To be done:
Retype all the records with nothing changed.

Entries from a dataset:
# # #
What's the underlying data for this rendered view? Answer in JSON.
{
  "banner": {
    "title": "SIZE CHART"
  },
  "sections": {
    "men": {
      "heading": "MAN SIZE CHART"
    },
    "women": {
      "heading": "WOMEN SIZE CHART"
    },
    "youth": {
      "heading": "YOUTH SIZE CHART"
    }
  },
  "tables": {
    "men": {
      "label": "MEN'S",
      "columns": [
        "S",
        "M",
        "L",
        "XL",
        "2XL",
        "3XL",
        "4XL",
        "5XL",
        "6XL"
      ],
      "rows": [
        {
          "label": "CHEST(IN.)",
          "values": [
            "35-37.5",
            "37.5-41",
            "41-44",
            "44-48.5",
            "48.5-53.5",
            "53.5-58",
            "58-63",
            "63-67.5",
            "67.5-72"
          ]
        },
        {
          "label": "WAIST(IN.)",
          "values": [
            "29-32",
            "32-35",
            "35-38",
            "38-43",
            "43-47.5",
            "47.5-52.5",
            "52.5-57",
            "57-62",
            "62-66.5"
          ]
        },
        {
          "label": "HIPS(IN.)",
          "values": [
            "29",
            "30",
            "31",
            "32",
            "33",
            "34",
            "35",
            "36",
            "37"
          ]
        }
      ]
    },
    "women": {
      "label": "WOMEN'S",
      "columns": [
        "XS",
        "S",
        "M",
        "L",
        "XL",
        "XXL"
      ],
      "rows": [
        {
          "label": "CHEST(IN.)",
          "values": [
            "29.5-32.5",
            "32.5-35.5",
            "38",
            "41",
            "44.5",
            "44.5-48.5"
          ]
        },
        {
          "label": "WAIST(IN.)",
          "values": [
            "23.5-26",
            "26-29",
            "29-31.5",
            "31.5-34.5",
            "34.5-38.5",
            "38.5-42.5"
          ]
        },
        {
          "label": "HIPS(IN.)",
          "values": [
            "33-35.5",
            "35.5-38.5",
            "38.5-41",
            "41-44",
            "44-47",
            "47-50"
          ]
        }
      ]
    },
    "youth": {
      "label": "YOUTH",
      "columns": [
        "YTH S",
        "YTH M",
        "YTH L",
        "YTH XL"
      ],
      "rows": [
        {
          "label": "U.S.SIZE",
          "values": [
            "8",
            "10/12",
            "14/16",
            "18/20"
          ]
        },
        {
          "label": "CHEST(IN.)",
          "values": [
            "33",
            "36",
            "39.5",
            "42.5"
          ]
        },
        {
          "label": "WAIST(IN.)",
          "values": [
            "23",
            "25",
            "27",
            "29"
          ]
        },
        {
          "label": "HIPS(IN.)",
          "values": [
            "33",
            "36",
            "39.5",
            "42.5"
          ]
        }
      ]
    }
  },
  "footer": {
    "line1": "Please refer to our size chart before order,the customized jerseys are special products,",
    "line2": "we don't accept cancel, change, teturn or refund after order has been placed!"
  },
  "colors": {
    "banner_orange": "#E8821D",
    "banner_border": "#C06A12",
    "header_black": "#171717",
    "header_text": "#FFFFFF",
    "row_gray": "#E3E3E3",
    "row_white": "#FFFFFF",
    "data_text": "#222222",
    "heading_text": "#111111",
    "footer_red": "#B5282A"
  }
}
# # #
Expected answer:
What's the underlying data for this rendered view? Answer in JSON.
{
  "banner": {
    "title": "SIZE CHART"
  },
  "sections": {
    "men": {
      "heading": "MAN SIZE CHART"
    },
    "women": {
      "heading": "WOMEN SIZE CHART"
    },
    "youth": {
      "heading": "YOUTH SIZE CHART"
    }
  },
  "tables": {
    "men": {
      "label": "MEN'S",
      "columns": [
        "S",
        "M",
        "L",
        "XL",
        "2XL",
        "3XL",
        "4XL",
        "5XL",
        "6XL"
      ],
      "rows": [
        {
          "label": "CHEST(IN.)",
          "values": [
            "35-37.5",
            "37.5-41",
            "41-44",
            "44-48.5",
            "48.5-53.5",
            "53.5-58",
            "58-63",
            "63-67.5",
            "67.5-72"
          ]
        },
        {
          "label": "WAIST(IN.)",
          "values": [
            "29-32",
            "32-35",
            "35-38",
            "38-43",
            "43-47.5",
            "47.5-52.5",
            "52.5-57",
            "57-62",
            "62-66.5"
          ]
        },
        {
          "label": "HIPS(IN.)",
          "values": [
            "29",
            "30",
            "31",
            "32",
            "33",
            "34",
            "35",
            "36",
            "37"
          ]
        }
      ]
    },
    "women": {
      "label": "WOMEN'S",
      "columns": [
        "XS",
        "S",
        "M",
        "L",
        "XL",
        "XXL"
      ],
      "rows": [
        {
          "label": "CHEST(IN.)",
          "values": [
            "29.5-32.5",
            "32.5-35.5",
            "38",
            "41",
            "44.5",
            "44.5-48.5"
          ]
        },
        {
          "label": "WAIST(IN.)",
          "values": [
            "23.5-26",
            "26-29",
            "29-31.5",
            "31.5-34.5",
            "34.5-38.5",
            "38.5-42.5"
          ]
        },
        {
          "label": "HIPS(IN.)",
          "values": [
            "33-35.5",
            "35.5-38.5",
            "38.5-41",
            "41-44",
            "44-47",
            "47-50"
          ]
        }
      ]
    },
    "youth": {
      "label": "YOUTH",
      "columns": [
        "YTH S",
        "YTH M",
        "YTH L",
        "YTH XL"
      ],
      "rows": [
        {
          "label": "U.S.SIZE",
          "values": [
            "8",
            "10/12",
            "14/16",
            "18/20"
          ]
        },
        {
          "label": "CHEST(IN.)",
          "values": [
            "33",
            "36",
            "39.5",
            "42.5"
          ]
        },
        {
          "label": "WAIST(IN.)",
          "values": [
            "23",
            "25",
            "27",
            "29"
          ]
        },
        {
          "label": "HIPS(IN.)",
          "values": [
            "33",
            "36",
            "39.5",
            "42.5"
          ]
        }
      ]
    }
  },
  "footer": {
    "line1": "Please refer to our size chart before order,the customized jerseys are special products,",
    "line2": "we don't accept cancel, change, teturn or refund after order has been placed!"
  },
  "colors": {
    "banner_orange": "#E8821D",
    "banner_border": "#C06A12",
    "header_black": "#171717",
    "header_text": "#FFFFFF",
    "row_gray": "#E3E3E3",
    "row_white": "#FFFFFF",
    "data_text": "#222222",
    "heading_text": "#111111",
    "footer_red": "#B5282A"
  }
}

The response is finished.